Begin
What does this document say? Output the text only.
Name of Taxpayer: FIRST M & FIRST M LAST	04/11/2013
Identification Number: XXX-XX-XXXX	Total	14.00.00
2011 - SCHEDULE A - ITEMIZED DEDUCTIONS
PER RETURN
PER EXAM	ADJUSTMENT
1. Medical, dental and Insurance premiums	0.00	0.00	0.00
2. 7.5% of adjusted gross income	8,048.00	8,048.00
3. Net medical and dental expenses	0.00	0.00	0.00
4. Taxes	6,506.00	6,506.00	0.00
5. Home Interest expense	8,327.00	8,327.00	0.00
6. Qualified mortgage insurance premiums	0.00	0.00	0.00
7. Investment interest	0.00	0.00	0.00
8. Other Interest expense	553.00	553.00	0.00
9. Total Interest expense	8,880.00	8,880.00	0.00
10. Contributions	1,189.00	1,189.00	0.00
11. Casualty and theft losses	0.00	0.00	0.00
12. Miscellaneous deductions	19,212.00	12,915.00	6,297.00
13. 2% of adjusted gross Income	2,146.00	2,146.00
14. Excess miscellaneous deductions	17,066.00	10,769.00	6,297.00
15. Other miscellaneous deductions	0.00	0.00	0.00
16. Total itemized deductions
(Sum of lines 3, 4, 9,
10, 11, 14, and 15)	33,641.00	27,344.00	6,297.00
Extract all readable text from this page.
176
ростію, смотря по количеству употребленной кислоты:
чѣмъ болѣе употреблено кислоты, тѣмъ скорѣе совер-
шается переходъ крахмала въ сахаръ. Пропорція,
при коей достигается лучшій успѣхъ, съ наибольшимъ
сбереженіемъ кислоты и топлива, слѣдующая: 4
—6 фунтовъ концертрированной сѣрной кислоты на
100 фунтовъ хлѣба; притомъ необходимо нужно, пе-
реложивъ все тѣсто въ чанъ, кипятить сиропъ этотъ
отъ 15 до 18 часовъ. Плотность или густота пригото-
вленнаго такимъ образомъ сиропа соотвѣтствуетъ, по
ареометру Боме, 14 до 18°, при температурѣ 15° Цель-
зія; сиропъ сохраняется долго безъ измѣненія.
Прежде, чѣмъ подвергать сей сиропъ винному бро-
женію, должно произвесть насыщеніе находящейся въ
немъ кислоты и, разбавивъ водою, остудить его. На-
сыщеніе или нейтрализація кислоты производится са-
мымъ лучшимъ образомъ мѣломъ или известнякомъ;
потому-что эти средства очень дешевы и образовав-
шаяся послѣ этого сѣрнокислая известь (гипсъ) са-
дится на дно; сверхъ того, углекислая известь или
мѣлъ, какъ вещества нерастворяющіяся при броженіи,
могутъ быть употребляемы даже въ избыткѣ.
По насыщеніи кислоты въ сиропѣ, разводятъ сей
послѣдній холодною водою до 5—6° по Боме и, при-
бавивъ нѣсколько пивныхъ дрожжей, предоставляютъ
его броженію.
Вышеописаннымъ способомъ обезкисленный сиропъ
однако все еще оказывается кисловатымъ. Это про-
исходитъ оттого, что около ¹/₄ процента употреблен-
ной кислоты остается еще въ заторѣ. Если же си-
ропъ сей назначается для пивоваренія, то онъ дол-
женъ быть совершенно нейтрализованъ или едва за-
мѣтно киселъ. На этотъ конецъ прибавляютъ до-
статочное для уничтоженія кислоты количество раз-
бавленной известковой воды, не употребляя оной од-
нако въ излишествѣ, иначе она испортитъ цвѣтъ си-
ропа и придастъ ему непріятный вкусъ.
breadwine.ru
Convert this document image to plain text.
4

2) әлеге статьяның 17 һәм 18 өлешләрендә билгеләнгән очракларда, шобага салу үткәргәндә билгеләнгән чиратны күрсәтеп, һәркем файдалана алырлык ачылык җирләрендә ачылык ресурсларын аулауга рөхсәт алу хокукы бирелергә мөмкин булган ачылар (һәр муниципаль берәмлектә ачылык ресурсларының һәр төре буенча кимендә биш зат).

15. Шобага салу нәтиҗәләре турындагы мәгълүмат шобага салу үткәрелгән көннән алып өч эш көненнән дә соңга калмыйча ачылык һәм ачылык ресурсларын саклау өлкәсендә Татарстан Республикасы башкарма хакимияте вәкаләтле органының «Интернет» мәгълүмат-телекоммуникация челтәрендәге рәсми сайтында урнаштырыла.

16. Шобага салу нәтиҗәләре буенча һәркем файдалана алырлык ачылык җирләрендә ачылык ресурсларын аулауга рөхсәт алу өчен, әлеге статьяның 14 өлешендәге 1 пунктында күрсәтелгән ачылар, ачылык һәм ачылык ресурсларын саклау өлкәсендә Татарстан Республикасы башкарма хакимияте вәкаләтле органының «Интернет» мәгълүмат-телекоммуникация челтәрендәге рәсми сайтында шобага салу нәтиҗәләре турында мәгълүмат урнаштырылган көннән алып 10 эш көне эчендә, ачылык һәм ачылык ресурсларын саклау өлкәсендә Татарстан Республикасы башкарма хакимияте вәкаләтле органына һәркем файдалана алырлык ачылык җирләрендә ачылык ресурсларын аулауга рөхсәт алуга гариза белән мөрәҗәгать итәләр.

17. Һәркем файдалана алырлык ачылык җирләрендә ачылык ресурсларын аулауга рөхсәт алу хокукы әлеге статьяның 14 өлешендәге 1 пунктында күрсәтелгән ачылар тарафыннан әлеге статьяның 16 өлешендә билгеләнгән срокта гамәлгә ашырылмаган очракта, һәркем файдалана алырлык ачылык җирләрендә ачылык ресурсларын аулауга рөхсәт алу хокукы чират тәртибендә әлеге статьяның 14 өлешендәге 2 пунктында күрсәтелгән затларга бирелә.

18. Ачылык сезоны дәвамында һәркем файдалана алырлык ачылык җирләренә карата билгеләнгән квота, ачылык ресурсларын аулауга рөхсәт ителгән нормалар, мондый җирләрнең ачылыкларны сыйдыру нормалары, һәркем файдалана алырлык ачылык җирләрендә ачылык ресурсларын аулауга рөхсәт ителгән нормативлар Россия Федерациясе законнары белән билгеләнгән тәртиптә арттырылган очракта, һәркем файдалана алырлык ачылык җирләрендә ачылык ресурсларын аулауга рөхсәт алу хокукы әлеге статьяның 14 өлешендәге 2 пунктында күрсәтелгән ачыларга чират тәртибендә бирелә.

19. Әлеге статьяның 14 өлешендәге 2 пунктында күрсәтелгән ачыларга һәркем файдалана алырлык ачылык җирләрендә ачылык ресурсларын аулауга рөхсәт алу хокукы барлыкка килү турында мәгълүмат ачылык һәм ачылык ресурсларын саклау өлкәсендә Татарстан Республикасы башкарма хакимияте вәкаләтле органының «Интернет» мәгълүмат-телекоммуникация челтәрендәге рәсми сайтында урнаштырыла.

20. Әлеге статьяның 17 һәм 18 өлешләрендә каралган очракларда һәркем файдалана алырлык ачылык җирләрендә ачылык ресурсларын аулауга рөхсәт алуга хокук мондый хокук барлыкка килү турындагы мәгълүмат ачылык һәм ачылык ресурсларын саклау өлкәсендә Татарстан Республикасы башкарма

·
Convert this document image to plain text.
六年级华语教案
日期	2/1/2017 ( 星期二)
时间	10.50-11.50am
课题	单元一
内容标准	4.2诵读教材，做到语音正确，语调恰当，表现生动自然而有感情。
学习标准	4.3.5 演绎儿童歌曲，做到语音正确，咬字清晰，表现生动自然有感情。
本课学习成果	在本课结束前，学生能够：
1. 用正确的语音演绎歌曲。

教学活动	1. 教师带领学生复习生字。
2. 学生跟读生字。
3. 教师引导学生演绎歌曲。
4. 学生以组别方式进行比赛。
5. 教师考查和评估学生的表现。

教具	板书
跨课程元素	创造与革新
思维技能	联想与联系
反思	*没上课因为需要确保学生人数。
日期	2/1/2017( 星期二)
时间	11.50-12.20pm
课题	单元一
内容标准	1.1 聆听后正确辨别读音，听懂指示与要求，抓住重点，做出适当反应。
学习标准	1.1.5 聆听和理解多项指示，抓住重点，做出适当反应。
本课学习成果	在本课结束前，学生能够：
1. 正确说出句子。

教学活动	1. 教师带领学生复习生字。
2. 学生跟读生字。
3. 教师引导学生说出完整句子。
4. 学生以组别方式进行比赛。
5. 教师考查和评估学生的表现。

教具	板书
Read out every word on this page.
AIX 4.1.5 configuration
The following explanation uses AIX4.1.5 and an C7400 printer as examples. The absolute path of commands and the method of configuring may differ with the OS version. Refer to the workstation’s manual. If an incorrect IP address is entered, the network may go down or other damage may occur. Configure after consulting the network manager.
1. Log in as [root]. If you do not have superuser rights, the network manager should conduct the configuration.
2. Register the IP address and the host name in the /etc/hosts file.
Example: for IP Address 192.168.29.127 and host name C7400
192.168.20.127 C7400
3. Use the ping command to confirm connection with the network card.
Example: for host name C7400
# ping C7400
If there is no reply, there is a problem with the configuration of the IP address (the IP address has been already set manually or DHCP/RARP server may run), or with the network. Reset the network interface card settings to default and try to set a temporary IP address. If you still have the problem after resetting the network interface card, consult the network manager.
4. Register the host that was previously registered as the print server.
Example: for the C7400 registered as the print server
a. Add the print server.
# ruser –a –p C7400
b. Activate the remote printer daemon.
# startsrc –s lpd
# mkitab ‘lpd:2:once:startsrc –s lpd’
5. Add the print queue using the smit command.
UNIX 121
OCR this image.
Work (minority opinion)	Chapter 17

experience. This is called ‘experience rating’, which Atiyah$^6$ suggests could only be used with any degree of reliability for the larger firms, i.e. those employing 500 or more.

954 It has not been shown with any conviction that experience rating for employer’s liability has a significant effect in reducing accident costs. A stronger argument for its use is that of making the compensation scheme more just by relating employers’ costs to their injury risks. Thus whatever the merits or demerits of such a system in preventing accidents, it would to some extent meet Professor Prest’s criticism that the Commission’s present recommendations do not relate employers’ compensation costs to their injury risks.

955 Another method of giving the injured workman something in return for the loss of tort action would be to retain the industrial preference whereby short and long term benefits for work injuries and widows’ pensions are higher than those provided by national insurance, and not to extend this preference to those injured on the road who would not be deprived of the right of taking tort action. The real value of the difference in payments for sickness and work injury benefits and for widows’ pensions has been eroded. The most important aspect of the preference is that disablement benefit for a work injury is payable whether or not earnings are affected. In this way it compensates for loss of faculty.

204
End
Pull every line holding "сайтында" out of the records.

15. Шобага салу нәтиҗәләре турындагы мәгълүмат шобага салу үткәрелгән көннән алып өч эш көненнән дә соңга калмыйча ачылык һәм ачылык ресурсларын саклау өлкәсендә Татарстан Республикасы башкарма хакимияте вәкаләтле органының «Интернет» мәгълүмат-телекоммуникация челтәрендәге рәсми сайтында урнаштырыла.
16. Шобага салу нәтиҗәләре буенча һәркем файдалана алырлык ачылык җирләрендә ачылык ресурсларын аулауга рөхсәт алу өчен, әлеге статьяның 14 өлешендәге 1 пунктында күрсәтелгән ачылар, ачылык һәм ачылык ресурсларын саклау өлкәсендә Татарстан Республикасы башкарма хакимияте вәкаләтле органының «Интернет» мәгълүмат-телекоммуникация челтәрендәге рәсми сайтында шобага салу нәтиҗәләре турында мәгълүмат урнаштырылган көннән алып 10 эш көне эчендә, ачылык һәм ачылык ресурсларын саклау өлкәсендә Татарстан Республикасы башкарма хакимияте вәкаләтле органына һәркем файдалана алырлык ачылык җирләрендә ачылык ресурсларын аулауга рөхсәт алуга гариза белән мөрәҗәгать итәләр.
19. Әлеге статьяның 14 өлешендәге 2 пунктында күрсәтелгән ачыларга һәркем файдалана алырлык ачылык җирләрендә ачылык ресурсларын аулауга рөхсәт алу хокукы барлыкка килү турында мәгълүмат ачылык һәм ачылык ресурсларын саклау өлкәсендә Татарстан Республикасы башкарма хакимияте вәкаләтле органының «Интернет» мәгълүмат-телекоммуникация челтәрендәге рәсми сайтында урнаштырыла.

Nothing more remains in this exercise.